**Records for processing**

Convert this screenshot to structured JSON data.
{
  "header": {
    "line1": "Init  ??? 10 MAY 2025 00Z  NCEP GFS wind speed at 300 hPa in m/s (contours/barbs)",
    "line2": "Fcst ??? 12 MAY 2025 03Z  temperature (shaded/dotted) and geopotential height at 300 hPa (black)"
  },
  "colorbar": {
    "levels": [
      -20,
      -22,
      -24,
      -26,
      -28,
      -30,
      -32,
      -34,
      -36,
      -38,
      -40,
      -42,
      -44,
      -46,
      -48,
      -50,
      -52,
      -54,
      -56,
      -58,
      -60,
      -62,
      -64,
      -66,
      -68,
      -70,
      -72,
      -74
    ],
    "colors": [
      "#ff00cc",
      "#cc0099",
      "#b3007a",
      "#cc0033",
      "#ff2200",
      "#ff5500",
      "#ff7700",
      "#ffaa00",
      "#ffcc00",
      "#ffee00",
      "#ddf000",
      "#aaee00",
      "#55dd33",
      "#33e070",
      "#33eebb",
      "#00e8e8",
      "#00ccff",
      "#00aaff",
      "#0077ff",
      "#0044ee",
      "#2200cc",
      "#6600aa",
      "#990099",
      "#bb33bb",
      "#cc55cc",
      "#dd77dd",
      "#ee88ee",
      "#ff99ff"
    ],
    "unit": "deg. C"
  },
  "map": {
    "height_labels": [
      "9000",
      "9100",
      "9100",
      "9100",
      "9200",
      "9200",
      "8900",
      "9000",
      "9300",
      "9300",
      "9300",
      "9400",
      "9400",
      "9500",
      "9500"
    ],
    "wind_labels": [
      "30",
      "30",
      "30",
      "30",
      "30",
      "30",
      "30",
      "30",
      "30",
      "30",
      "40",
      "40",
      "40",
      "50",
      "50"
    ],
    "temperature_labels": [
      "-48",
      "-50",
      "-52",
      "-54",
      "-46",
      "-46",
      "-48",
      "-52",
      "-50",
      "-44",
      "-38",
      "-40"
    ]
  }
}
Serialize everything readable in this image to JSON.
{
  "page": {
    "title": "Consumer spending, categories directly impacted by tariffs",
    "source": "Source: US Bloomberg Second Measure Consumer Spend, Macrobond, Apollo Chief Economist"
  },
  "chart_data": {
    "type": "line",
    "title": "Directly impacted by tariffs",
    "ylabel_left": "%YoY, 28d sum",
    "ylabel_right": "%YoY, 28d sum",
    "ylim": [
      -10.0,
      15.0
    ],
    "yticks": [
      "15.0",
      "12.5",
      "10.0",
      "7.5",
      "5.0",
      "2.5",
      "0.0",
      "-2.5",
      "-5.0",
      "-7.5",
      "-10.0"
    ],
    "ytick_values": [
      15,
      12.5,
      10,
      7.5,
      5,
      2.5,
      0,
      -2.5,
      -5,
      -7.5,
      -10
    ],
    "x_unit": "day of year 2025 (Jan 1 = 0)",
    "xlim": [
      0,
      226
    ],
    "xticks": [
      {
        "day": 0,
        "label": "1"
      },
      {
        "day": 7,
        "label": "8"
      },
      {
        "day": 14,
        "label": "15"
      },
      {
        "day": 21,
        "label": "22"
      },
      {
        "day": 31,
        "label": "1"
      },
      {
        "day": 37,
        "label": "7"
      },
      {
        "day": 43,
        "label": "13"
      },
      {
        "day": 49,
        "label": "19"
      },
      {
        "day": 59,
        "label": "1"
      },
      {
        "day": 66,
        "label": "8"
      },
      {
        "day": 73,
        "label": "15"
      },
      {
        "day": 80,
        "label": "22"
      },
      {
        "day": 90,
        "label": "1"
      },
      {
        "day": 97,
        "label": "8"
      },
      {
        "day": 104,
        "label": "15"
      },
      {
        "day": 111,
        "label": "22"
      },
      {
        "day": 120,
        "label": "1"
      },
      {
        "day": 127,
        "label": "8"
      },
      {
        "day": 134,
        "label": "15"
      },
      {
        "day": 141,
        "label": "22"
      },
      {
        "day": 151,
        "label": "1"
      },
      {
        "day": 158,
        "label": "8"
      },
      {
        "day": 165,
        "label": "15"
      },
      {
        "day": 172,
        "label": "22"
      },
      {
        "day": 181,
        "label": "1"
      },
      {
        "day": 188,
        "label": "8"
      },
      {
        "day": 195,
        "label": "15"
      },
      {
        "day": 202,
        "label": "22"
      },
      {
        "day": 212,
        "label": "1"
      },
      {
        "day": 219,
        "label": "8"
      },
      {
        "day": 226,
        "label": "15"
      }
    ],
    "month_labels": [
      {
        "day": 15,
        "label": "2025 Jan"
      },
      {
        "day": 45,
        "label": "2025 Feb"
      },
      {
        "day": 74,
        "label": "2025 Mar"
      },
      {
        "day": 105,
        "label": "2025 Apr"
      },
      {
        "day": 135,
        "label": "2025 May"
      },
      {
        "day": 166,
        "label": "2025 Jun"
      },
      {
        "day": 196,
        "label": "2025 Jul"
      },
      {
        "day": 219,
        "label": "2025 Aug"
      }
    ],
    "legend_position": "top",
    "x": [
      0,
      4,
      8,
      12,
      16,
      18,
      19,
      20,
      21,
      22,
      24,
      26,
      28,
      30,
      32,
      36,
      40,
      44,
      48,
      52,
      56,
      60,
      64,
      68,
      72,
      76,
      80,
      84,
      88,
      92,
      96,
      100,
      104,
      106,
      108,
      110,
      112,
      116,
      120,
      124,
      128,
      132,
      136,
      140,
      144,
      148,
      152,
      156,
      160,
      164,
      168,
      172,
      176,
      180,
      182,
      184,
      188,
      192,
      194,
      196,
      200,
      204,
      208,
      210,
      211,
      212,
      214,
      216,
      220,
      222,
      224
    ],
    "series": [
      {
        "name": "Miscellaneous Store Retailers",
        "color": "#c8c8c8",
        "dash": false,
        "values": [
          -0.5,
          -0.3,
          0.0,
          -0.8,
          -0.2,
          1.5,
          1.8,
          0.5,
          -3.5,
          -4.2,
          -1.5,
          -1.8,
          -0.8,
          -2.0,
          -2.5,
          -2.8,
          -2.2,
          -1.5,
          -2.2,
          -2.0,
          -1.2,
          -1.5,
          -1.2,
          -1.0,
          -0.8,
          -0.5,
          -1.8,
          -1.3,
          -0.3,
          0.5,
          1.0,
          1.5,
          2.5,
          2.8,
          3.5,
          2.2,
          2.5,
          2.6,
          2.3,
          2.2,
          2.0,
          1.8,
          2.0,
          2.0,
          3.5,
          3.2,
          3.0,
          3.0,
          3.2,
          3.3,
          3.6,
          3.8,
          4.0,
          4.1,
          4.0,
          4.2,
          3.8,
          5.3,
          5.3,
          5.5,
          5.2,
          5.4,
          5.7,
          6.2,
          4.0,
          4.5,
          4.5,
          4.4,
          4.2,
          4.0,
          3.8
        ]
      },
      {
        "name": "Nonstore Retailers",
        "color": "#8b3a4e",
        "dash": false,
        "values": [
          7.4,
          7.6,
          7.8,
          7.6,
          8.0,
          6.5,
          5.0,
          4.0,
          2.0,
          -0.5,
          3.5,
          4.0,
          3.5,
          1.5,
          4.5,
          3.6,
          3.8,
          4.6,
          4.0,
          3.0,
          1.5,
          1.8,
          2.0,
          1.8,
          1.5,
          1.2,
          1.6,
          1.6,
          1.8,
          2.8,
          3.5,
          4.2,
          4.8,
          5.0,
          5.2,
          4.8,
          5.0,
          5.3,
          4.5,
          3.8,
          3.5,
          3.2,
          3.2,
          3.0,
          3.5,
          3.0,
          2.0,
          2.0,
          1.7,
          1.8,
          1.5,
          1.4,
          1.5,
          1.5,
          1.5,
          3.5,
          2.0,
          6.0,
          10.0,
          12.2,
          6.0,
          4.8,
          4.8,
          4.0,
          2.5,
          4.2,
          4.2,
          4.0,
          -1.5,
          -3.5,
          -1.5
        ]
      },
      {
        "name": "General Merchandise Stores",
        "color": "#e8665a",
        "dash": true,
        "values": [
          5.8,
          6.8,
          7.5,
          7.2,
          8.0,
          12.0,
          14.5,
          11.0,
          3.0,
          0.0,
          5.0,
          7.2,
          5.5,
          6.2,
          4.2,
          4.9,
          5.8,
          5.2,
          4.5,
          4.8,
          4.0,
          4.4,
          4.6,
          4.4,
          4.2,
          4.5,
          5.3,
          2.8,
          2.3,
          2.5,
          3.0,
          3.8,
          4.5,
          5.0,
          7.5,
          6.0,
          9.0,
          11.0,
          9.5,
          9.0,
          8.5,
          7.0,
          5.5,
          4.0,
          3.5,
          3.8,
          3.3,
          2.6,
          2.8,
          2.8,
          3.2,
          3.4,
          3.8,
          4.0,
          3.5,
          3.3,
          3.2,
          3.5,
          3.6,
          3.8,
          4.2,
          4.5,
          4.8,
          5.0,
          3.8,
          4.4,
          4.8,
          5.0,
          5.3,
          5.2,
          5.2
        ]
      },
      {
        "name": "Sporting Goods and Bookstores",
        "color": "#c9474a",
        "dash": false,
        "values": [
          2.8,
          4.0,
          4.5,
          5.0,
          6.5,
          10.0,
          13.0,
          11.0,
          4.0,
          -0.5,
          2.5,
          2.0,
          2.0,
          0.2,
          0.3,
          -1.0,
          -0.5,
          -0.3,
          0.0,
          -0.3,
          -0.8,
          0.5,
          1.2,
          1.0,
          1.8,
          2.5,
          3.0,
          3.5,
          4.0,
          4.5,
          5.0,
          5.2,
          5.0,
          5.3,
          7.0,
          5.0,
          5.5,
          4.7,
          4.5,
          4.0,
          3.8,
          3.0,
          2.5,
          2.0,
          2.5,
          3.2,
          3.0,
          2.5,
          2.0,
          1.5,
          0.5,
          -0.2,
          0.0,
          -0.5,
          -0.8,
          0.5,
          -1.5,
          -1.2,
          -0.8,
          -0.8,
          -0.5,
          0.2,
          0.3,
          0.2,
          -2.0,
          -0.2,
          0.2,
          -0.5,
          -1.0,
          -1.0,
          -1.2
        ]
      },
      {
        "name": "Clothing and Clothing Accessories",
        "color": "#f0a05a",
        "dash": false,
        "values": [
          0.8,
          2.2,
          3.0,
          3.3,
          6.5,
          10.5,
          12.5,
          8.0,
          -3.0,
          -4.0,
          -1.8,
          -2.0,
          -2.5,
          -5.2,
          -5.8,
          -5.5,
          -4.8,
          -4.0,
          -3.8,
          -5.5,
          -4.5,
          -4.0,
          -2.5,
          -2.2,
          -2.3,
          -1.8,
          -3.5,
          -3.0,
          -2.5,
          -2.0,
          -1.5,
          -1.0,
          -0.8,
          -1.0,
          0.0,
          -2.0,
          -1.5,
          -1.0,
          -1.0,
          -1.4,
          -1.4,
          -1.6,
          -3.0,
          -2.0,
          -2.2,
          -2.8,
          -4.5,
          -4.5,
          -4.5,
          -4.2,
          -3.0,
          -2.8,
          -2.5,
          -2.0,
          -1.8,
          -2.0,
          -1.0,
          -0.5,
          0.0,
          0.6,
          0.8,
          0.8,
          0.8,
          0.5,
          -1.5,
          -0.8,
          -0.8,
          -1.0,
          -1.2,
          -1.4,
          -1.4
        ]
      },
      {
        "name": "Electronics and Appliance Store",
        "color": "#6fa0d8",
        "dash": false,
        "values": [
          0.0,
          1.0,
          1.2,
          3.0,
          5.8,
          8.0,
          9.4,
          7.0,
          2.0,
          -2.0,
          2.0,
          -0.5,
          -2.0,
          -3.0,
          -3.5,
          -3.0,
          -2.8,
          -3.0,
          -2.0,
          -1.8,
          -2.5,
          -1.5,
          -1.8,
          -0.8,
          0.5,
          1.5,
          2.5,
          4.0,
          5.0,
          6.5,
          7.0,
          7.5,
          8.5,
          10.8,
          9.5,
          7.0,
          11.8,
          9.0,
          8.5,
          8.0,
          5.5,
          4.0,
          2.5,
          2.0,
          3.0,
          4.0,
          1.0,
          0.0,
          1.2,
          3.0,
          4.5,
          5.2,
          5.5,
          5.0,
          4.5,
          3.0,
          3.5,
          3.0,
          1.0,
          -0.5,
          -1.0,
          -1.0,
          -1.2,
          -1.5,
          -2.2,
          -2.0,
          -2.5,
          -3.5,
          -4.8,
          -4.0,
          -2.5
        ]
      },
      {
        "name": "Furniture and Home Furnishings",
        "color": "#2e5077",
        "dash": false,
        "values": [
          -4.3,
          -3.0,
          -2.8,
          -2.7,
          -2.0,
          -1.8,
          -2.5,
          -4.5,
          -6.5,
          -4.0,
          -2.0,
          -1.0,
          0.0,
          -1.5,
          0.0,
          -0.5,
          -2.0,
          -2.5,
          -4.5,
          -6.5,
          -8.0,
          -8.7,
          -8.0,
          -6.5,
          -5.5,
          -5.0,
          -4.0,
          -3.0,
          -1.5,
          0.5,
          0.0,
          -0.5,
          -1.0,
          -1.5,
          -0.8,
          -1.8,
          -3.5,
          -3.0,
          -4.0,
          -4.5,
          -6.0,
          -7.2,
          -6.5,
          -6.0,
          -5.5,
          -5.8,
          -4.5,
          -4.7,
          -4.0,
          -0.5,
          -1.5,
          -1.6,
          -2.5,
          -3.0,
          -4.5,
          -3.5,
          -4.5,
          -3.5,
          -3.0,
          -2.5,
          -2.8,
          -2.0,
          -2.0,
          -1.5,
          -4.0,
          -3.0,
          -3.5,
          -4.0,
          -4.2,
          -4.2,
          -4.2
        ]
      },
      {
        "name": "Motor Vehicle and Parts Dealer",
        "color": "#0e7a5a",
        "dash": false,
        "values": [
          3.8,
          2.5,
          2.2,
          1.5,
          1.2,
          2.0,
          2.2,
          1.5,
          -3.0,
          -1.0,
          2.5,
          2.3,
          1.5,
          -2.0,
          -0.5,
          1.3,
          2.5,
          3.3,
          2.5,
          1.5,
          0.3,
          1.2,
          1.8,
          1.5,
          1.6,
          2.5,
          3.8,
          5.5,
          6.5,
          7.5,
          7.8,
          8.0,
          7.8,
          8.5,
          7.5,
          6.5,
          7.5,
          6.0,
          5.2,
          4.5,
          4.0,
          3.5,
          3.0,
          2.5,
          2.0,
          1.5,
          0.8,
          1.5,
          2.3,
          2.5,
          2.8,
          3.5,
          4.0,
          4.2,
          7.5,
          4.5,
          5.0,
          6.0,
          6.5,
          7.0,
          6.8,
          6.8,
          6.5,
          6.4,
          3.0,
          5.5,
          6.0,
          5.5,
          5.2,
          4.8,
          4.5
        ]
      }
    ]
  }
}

**Task prompt**
Report how many lines in the records hold the word "Consumer", giving the number and nothing else.

**Task solution**
2